_Written problem_. Give back the entire listing verbatim.

_Task input_.
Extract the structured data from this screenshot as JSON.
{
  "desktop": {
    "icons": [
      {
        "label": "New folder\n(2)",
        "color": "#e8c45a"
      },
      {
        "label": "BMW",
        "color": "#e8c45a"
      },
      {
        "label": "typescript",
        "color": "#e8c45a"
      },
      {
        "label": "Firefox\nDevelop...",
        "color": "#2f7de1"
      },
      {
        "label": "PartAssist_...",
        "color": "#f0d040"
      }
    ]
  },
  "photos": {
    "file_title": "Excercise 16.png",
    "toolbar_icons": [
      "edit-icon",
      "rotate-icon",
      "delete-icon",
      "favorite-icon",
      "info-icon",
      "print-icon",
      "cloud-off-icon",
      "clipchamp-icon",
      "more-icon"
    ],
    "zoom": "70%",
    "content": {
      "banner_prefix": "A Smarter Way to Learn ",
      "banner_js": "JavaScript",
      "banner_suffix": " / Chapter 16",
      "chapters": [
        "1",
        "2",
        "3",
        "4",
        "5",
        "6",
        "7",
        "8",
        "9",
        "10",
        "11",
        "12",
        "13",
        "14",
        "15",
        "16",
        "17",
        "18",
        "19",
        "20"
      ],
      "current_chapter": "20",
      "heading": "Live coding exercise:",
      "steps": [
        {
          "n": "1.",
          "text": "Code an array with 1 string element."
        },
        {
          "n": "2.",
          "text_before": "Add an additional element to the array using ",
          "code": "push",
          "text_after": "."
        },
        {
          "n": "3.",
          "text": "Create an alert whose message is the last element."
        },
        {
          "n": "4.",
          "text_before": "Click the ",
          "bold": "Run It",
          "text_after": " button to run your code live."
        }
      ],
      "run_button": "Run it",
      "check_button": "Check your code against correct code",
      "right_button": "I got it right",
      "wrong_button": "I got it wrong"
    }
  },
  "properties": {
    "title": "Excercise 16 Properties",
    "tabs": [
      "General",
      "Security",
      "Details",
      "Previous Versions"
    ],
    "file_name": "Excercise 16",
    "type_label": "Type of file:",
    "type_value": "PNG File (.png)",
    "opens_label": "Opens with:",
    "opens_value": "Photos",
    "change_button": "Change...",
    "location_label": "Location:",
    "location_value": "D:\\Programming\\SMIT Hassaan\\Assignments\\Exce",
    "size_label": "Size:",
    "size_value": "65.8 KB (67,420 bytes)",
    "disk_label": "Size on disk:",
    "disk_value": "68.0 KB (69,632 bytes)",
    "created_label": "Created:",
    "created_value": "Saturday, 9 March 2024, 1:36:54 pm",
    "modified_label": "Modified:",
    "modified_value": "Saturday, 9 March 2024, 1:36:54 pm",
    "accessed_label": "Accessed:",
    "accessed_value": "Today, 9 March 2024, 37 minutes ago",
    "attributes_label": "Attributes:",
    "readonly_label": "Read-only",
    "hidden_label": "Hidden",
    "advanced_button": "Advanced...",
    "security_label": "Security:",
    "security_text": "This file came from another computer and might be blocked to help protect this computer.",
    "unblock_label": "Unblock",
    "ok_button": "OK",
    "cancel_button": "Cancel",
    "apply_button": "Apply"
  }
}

_Finished exercise_.
Extract the structured data from this screenshot as JSON.
{
  "desktop": {
    "icons": [
      {
        "label": "New folder\n(2)",
        "color": "#e8c45a"
      },
      {
        "label": "BMW",
        "color": "#e8c45a"
      },
      {
        "label": "typescript",
        "color": "#e8c45a"
      },
      {
        "label": "Firefox\nDevelop...",
        "color": "#2f7de1"
      },
      {
        "label": "PartAssist_...",
        "color": "#f0d040"
      }
    ]
  },
  "photos": {
    "file_title": "Excercise 16.png",
    "toolbar_icons": [
      "edit-icon",
      "rotate-icon",
      "delete-icon",
      "favorite-icon",
      "info-icon",
      "print-icon",
      "cloud-off-icon",
      "clipchamp-icon",
      "more-icon"
    ],
    "zoom": "70%",
    "content": {
      "banner_prefix": "A Smarter Way to Learn ",
      "banner_js": "JavaScript",
      "banner_suffix": " / Chapter 16",
      "chapters": [
        "1",
        "2",
        "3",
        "4",
        "5",
        "6",
        "7",
        "8",
        "9",
        "10",
        "11",
        "12",
        "13",
        "14",
        "15",
        "16",
        "17",
        "18",
        "19",
        "20"
      ],
      "current_chapter": "20",
      "heading": "Live coding exercise:",
      "steps": [
        {
          "n": "1.",
          "text": "Code an array with 1 string element."
        },
        {
          "n": "2.",
          "text_before": "Add an additional element to the array using ",
          "code": "push",
          "text_after": "."
        },
        {
          "n": "3.",
          "text": "Create an alert whose message is the last element."
        },
        {
          "n": "4.",
          "text_before": "Click the ",
          "bold": "Run It",
          "text_after": " button to run your code live."
        }
      ],
      "run_button": "Run it",
      "check_button": "Check your code against correct code",
      "right_button": "I got it right",
      "wrong_button": "I got it wrong"
    }
  },
  "properties": {
    "title": "Excercise 16 Properties",
    "tabs": [
      "General",
      "Security",
      "Details",
      "Previous Versions"
    ],
    "file_name": "Excercise 16",
    "type_label": "Type of file:",
    "type_value": "PNG File (.png)",
    "opens_label": "Opens with:",
    "opens_value": "Photos",
    "change_button": "Change...",
    "location_label": "Location:",
    "location_value": "D:\\Programming\\SMIT Hassaan\\Assignments\\Exce",
    "size_label": "Size:",
    "size_value": "65.8 KB (67,420 bytes)",
    "disk_label": "Size on disk:",
    "disk_value": "68.0 KB (69,632 bytes)",
    "created_label": "Created:",
    "created_value": "Saturday, 9 March 2024, 1:36:54 pm",
    "modified_label": "Modified:",
    "modified_value": "Saturday, 9 March 2024, 1:36:54 pm",
    "accessed_label": "Accessed:",
    "accessed_value": "Today, 9 March 2024, 37 minutes ago",
    "attributes_label": "Attributes:",
    "readonly_label": "Read-only",
    "hidden_label": "Hidden",
    "advanced_button": "Advanced...",
    "security_label": "Security:",
    "security_text": "This file came from another computer and might be blocked to help protect this computer.",
    "unblock_label": "Unblock",
    "ok_button": "OK",
    "cancel_button": "Cancel",
    "apply_button": "Apply"
  }
}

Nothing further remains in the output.